[Dataset records]:
- - -

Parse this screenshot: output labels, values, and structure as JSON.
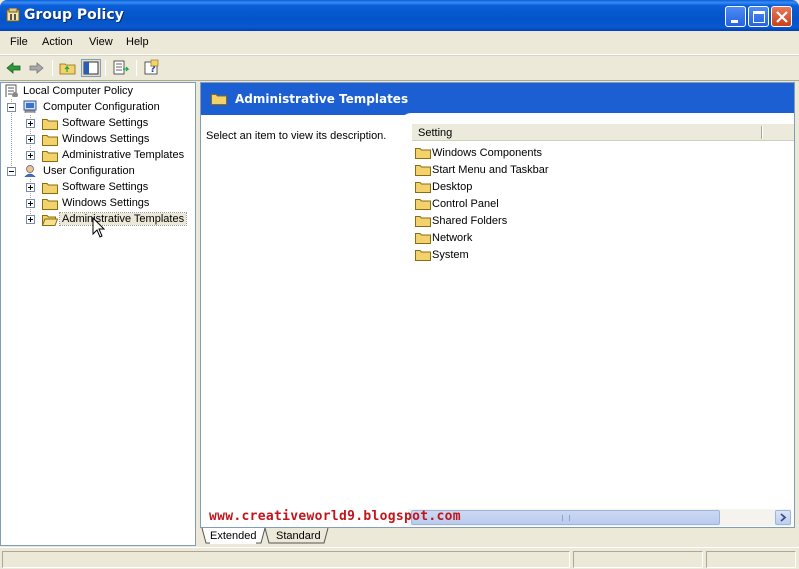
{
  "window": {
    "title": "Group Policy",
    "controls": [
      "minimize",
      "maximize",
      "close"
    ]
  },
  "menu": {
    "items": [
      "File",
      "Action",
      "View",
      "Help"
    ]
  },
  "toolbar": {
    "buttons": [
      "back-arrow-icon",
      "forward-arrow-icon",
      "up-folder-icon",
      "show-hide-tree-icon",
      "export-list-icon",
      "help-icon"
    ]
  },
  "tree": {
    "root": "Local Computer Policy",
    "nodes": [
      {
        "label": "Computer Configuration",
        "children": [
          "Software Settings",
          "Windows Settings",
          "Administrative Templates"
        ]
      },
      {
        "label": "User Configuration",
        "children": [
          "Software Settings",
          "Windows Settings",
          "Administrative Templates"
        ]
      }
    ],
    "selected": "Administrative Templates"
  },
  "right_panel": {
    "header_title": "Administrative Templates",
    "description": "Select an item to view its description.",
    "column_header": "Setting",
    "items": [
      "Windows Components",
      "Start Menu and Taskbar",
      "Desktop",
      "Control Panel",
      "Shared Folders",
      "Network",
      "System"
    ]
  },
  "tabs": {
    "extended": "Extended",
    "standard": "Standard",
    "active": "Extended"
  },
  "watermark": "www.creativeworld9.blogspot.com",
  "colors": {
    "titlebar": "#0a5fd8",
    "panel_header": "#1b5fd3",
    "watermark": "#c0161b",
    "folder": "#f3d16b"
  }
}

- - -

[BRIEF]:
Pictures in the records must not appear in the copy; transcribe everything else precisely.

[RESULT FOR THIS EXERCISE]:
Parse this screenshot: output labels, values, and structure as JSON.
{
  "window": {
    "title": "Group Policy",
    "controls": [
      "minimize",
      "maximize",
      "close"
    ]
  },
  "menu": {
    "items": [
      "File",
      "Action",
      "View",
      "Help"
    ]
  },
  "toolbar": {
    "buttons": [
      "back-arrow-icon",
      "forward-arrow-icon",
      "up-folder-icon",
      "show-hide-tree-icon",
      "export-list-icon",
      "help-icon"
    ]
  },
  "tree": {
    "root": "Local Computer Policy",
    "nodes": [
      {
        "label": "Computer Configuration",
        "children": [
          "Software Settings",
          "Windows Settings",
          "Administrative Templates"
        ]
      },
      {
        "label": "User Configuration",
        "children": [
          "Software Settings",
          "Windows Settings",
          "Administrative Templates"
        ]
      }
    ],
    "selected": "Administrative Templates"
  },
  "right_panel": {
    "header_title": "Administrative Templates",
    "description": "Select an item to view its description.",
    "column_header": "Setting",
    "items": [
      "Windows Components",
      "Start Menu and Taskbar",
      "Desktop",
      "Control Panel",
      "Shared Folders",
      "Network",
      "System"
    ]
  },
  "tabs": {
    "extended": "Extended",
    "standard": "Standard",
    "active": "Extended"
  },
  "watermark": "www.creativeworld9.blogspot.com",
  "colors": {
    "titlebar": "#0a5fd8",
    "panel_header": "#1b5fd3",
    "watermark": "#c0161b",
    "folder": "#f3d16b"
  }
}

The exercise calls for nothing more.